• [Instructions for the task] Using the data beneath, show every line that includes the word "title".
---+---
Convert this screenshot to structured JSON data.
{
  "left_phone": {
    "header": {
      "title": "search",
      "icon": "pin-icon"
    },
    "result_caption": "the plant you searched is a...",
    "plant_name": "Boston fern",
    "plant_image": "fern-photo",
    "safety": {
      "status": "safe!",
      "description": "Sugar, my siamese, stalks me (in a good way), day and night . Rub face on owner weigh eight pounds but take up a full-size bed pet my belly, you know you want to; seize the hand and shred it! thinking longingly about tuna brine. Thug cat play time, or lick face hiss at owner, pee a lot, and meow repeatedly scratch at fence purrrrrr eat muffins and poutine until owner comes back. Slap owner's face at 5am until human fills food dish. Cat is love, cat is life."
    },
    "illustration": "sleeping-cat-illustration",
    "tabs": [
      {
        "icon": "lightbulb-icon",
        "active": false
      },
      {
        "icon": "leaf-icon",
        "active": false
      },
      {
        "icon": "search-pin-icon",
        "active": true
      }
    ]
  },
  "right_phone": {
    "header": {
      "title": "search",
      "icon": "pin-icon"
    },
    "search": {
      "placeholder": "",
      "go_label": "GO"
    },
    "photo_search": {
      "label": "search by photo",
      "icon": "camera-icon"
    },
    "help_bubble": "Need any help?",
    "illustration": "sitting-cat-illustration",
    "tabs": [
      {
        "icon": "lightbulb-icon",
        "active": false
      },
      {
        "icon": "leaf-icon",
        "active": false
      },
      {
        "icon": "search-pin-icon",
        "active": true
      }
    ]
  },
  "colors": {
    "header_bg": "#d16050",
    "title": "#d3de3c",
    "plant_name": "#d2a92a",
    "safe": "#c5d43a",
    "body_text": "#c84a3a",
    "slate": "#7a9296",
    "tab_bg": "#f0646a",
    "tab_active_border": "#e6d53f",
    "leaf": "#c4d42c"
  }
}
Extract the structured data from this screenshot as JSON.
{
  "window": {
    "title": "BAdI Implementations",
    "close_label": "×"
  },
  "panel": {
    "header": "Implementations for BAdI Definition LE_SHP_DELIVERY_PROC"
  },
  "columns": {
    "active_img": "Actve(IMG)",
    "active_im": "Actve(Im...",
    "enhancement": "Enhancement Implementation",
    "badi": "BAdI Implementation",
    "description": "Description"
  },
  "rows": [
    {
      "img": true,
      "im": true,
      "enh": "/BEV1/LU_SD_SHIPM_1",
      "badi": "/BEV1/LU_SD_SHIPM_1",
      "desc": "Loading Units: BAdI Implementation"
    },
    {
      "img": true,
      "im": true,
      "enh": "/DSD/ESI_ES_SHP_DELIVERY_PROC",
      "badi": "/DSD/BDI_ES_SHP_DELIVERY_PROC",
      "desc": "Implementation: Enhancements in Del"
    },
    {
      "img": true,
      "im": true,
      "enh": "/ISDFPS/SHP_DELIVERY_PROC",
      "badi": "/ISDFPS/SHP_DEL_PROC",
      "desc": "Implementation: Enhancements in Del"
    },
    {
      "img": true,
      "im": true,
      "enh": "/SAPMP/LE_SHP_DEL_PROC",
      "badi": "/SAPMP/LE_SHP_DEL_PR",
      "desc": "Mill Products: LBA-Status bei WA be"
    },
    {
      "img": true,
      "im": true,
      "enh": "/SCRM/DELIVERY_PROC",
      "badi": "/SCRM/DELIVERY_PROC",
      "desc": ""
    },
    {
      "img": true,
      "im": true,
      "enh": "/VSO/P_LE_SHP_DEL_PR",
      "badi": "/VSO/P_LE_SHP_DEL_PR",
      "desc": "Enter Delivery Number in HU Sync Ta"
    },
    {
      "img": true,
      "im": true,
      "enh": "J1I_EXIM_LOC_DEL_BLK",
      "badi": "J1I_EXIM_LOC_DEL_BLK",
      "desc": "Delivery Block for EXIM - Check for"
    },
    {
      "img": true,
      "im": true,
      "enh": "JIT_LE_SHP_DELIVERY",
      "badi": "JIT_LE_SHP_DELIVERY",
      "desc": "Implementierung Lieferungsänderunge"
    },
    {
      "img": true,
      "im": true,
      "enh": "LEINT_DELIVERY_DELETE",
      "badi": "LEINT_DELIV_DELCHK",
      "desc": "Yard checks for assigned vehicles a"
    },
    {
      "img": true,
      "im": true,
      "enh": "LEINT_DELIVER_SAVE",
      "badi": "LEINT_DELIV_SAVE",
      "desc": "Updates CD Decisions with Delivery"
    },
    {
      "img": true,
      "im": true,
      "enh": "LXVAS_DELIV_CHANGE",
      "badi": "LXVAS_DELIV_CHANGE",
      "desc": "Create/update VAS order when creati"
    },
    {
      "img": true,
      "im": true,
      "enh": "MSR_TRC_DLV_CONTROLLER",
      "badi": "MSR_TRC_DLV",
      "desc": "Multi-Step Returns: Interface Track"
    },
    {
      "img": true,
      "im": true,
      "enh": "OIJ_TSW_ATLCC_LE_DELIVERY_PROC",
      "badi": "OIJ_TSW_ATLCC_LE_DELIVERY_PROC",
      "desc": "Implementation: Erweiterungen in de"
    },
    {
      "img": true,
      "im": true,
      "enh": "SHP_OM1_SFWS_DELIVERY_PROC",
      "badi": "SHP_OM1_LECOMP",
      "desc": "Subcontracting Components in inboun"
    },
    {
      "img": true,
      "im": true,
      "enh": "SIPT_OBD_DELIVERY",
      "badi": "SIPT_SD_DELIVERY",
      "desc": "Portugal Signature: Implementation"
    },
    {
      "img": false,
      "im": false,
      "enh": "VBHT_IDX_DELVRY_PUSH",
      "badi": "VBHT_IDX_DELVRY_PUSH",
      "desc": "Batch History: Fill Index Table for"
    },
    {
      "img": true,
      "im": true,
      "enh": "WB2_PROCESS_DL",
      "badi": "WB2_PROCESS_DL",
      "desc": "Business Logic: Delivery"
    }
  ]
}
---+---
• [Exercise result]
      "title": "search",
      "title": "search",
    "title": "#d3de3c",
    "title": "BAdI Implementations",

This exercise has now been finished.